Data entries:
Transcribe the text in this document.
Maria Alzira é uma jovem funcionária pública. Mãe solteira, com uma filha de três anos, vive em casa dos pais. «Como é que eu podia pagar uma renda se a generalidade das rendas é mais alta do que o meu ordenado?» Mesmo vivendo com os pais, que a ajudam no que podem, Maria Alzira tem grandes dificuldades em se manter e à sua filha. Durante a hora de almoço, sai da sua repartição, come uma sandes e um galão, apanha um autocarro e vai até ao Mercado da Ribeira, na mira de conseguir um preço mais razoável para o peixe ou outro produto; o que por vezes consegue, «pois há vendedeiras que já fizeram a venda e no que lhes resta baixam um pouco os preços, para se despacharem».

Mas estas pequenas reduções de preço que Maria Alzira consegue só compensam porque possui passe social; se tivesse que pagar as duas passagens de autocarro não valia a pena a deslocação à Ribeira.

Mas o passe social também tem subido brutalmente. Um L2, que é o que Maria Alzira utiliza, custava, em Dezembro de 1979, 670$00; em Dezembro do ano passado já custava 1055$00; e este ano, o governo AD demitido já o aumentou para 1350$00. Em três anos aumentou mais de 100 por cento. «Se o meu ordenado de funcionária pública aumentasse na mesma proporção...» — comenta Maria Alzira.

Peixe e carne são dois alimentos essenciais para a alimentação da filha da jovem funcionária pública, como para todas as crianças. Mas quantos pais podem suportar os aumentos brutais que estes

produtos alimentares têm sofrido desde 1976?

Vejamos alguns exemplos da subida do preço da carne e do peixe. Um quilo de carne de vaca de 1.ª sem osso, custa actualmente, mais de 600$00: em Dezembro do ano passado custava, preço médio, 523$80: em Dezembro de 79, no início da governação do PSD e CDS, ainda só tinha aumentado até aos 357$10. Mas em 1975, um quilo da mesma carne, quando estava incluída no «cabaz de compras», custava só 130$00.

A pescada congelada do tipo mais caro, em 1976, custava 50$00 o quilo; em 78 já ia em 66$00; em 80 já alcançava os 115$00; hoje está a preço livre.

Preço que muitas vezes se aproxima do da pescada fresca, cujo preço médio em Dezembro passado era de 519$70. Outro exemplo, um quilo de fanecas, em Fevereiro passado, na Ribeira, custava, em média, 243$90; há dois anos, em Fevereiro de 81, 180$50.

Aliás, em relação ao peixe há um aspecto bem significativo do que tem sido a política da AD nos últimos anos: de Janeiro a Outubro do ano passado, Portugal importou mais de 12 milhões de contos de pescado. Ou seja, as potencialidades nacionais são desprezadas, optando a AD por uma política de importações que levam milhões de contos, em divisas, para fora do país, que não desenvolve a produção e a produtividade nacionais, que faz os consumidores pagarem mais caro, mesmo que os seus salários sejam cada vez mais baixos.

Goal:
Output every line above without altering anything.

Answer to this exercise:
Transcribe the text in this document.
Maria Alzira é uma jovem funcionária pública. Mãe solteira, com uma filha de três anos, vive em casa dos pais. «Como é que eu podia pagar uma renda se a generalidade das rendas é mais alta do que o meu ordenado?» Mesmo vivendo com os pais, que a ajudam no que podem, Maria Alzira tem grandes dificuldades em se manter e à sua filha. Durante a hora de almoço, sai da sua repartição, come uma sandes e um galão, apanha um autocarro e vai até ao Mercado da Ribeira, na mira de conseguir um preço mais razoável para o peixe ou outro produto; o que por vezes consegue, «pois há vendedeiras que já fizeram a venda e no que lhes resta baixam um pouco os preços, para se despacharem».

Mas estas pequenas reduções de preço que Maria Alzira consegue só compensam porque possui passe social; se tivesse que pagar as duas passagens de autocarro não valia a pena a deslocação à Ribeira.

Mas o passe social também tem subido brutalmente. Um L2, que é o que Maria Alzira utiliza, custava, em Dezembro de 1979, 670$00; em Dezembro do ano passado já custava 1055$00; e este ano, o governo AD demitido já o aumentou para 1350$00. Em três anos aumentou mais de 100 por cento. «Se o meu ordenado de funcionária pública aumentasse na mesma proporção...» — comenta Maria Alzira.

Peixe e carne são dois alimentos essenciais para a alimentação da filha da jovem funcionária pública, como para todas as crianças. Mas quantos pais podem suportar os aumentos brutais que estes

produtos alimentares têm sofrido desde 1976?

Vejamos alguns exemplos da subida do preço da carne e do peixe. Um quilo de carne de vaca de 1.ª sem osso, custa actualmente, mais de 600$00: em Dezembro do ano passado custava, preço médio, 523$80: em Dezembro de 79, no início da governação do PSD e CDS, ainda só tinha aumentado até aos 357$10. Mas em 1975, um quilo da mesma carne, quando estava incluída no «cabaz de compras», custava só 130$00.

A pescada congelada do tipo mais caro, em 1976, custava 50$00 o quilo; em 78 já ia em 66$00; em 80 já alcançava os 115$00; hoje está a preço livre.

Preço que muitas vezes se aproxima do da pescada fresca, cujo preço médio em Dezembro passado era de 519$70. Outro exemplo, um quilo de fanecas, em Fevereiro passado, na Ribeira, custava, em média, 243$90; há dois anos, em Fevereiro de 81, 180$50.

Aliás, em relação ao peixe há um aspecto bem significativo do que tem sido a política da AD nos últimos anos: de Janeiro a Outubro do ano passado, Portugal importou mais de 12 milhões de contos de pescado. Ou seja, as potencialidades nacionais são desprezadas, optando a AD por uma política de importações que levam milhões de contos, em divisas, para fora do país, que não desenvolve a produção e a produtividade nacionais, que faz os consumidores pagarem mais caro, mesmo que os seus salários sejam cada vez mais baixos.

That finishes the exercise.